Dataset records
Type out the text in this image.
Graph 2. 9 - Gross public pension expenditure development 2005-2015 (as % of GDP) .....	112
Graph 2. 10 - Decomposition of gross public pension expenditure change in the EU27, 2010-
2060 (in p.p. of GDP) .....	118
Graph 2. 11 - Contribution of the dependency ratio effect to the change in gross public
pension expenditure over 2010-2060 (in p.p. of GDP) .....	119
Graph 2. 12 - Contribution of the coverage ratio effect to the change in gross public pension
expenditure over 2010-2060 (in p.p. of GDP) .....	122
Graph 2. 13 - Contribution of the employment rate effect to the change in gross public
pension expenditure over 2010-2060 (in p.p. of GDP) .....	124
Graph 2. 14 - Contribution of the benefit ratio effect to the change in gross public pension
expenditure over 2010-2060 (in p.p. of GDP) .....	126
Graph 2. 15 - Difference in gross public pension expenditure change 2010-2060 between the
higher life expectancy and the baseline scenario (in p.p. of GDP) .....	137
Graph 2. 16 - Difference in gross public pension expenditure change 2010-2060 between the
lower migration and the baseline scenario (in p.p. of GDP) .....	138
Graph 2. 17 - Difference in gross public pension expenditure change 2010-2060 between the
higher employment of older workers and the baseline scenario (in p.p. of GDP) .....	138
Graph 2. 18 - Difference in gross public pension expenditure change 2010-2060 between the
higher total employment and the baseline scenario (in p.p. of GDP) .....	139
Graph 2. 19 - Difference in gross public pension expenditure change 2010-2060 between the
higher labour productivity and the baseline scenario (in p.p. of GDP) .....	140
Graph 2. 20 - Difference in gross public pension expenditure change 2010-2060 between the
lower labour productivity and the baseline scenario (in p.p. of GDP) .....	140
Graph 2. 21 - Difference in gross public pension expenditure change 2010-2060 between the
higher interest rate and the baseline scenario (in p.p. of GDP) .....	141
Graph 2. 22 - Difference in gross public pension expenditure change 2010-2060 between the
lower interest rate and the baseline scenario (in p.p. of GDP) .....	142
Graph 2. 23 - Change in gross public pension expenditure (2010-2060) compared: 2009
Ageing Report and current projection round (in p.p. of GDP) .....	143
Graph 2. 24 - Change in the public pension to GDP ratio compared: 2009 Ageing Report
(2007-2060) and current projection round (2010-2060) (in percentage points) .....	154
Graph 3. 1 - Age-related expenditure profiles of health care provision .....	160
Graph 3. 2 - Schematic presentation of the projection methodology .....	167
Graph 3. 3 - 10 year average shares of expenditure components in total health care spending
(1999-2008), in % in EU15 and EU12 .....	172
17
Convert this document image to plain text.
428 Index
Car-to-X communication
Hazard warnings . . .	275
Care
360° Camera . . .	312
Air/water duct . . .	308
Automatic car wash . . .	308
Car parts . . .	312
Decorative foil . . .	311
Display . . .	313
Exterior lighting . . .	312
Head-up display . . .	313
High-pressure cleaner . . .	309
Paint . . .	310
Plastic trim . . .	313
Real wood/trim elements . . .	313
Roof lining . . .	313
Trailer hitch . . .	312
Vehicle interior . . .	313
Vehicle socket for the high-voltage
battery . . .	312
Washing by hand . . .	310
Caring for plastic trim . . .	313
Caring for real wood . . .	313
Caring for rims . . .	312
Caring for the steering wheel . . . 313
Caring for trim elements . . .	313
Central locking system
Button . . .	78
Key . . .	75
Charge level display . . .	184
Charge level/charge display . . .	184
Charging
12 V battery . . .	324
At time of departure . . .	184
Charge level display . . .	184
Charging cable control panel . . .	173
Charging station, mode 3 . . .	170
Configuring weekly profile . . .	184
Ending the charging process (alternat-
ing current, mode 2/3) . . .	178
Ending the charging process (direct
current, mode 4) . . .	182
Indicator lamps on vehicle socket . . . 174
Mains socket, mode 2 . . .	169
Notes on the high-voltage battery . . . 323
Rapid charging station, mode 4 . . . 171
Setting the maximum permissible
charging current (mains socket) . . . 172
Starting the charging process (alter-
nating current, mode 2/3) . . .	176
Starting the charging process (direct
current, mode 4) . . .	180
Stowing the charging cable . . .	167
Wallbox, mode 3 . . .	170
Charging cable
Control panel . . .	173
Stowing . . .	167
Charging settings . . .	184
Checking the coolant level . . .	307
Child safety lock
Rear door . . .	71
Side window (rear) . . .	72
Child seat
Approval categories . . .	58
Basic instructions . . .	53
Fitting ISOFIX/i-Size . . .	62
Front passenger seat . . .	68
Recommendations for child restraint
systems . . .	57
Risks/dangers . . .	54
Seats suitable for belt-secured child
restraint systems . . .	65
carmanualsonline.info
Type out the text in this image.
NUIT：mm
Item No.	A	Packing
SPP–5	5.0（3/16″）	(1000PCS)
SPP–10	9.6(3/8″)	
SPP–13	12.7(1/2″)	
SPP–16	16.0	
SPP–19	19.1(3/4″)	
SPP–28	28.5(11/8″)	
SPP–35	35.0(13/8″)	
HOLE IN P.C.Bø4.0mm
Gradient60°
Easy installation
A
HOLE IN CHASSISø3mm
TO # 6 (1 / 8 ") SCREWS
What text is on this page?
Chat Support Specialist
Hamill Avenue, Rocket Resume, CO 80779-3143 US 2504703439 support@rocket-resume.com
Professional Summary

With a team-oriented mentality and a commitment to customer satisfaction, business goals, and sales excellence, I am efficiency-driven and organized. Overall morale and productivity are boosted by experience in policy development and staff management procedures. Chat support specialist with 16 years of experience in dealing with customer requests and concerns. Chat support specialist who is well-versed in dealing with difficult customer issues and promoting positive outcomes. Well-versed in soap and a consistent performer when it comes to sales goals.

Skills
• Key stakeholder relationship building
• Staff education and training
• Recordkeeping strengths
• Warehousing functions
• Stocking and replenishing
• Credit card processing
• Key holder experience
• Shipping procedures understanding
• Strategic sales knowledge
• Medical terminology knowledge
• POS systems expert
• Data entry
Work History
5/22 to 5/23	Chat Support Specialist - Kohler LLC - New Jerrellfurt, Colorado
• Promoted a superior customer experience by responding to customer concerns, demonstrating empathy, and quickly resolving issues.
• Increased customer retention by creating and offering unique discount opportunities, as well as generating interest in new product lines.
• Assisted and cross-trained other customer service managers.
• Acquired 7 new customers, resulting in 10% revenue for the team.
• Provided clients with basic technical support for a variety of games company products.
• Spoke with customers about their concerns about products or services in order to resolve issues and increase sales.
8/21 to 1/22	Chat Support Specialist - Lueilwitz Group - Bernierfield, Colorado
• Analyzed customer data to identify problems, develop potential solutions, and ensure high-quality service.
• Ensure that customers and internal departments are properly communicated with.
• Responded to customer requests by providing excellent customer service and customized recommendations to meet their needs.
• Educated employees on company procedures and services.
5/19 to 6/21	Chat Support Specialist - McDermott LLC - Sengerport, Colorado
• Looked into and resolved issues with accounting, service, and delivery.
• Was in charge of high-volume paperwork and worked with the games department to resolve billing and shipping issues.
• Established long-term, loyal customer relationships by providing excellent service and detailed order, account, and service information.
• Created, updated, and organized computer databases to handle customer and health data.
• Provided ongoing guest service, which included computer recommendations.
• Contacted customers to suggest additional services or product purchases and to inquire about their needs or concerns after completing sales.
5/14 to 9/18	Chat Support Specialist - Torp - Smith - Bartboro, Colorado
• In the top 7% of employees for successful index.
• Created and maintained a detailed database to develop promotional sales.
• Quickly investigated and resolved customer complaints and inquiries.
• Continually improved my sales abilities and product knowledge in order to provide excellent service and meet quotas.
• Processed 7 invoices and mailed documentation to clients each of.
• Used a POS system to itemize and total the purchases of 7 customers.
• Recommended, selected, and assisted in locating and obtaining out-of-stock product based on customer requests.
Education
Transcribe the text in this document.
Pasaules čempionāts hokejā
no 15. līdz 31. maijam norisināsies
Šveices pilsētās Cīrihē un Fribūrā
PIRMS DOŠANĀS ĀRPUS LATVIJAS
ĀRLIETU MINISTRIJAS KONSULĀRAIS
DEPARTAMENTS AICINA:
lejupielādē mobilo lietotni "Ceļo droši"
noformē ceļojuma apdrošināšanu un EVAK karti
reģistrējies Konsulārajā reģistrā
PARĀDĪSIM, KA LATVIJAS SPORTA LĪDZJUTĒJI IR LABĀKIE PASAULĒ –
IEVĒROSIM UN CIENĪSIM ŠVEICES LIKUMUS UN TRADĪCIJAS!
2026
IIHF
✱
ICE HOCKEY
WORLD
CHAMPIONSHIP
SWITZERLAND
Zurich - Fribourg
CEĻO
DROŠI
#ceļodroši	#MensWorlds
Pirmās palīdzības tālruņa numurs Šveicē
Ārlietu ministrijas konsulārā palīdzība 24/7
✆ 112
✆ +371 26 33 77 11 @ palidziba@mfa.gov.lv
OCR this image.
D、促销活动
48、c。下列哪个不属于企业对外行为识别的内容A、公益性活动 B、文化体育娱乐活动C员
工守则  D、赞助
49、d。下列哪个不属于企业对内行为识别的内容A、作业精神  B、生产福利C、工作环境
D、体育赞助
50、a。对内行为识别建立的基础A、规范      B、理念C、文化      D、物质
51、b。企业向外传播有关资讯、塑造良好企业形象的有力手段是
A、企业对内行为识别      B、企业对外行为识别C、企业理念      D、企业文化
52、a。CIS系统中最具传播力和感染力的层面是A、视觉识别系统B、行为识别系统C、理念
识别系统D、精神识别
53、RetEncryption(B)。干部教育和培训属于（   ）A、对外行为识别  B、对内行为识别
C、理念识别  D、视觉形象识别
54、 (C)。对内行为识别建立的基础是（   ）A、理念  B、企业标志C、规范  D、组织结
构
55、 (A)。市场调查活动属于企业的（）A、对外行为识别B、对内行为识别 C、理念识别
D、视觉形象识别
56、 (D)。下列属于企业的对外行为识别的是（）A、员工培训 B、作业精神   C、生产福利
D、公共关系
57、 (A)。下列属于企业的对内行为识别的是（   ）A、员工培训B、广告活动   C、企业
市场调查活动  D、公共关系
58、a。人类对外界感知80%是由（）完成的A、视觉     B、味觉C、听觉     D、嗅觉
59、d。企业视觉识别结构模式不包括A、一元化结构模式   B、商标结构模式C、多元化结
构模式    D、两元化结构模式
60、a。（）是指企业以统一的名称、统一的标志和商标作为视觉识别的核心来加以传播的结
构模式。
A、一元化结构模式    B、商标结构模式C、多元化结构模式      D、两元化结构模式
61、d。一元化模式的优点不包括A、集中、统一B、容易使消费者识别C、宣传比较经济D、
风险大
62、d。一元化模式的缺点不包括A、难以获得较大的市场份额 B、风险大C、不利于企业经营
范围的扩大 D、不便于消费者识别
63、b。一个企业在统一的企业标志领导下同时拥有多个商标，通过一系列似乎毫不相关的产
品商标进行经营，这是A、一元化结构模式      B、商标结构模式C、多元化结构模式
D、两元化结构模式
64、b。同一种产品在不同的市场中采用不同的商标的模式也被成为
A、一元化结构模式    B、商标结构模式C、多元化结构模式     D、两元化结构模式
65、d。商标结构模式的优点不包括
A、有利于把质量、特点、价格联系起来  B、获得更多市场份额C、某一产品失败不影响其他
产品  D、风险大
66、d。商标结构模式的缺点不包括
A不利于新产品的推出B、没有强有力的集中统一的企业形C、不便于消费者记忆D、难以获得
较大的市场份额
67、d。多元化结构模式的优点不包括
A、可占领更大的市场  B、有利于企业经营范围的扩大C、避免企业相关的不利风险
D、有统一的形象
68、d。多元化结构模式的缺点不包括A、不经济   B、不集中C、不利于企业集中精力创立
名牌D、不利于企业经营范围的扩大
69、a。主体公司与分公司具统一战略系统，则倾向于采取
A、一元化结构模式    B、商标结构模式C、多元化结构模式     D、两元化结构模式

GOAL
Count every line bearing the word "Contribution"; report the total only.

TASK SOLUTION
4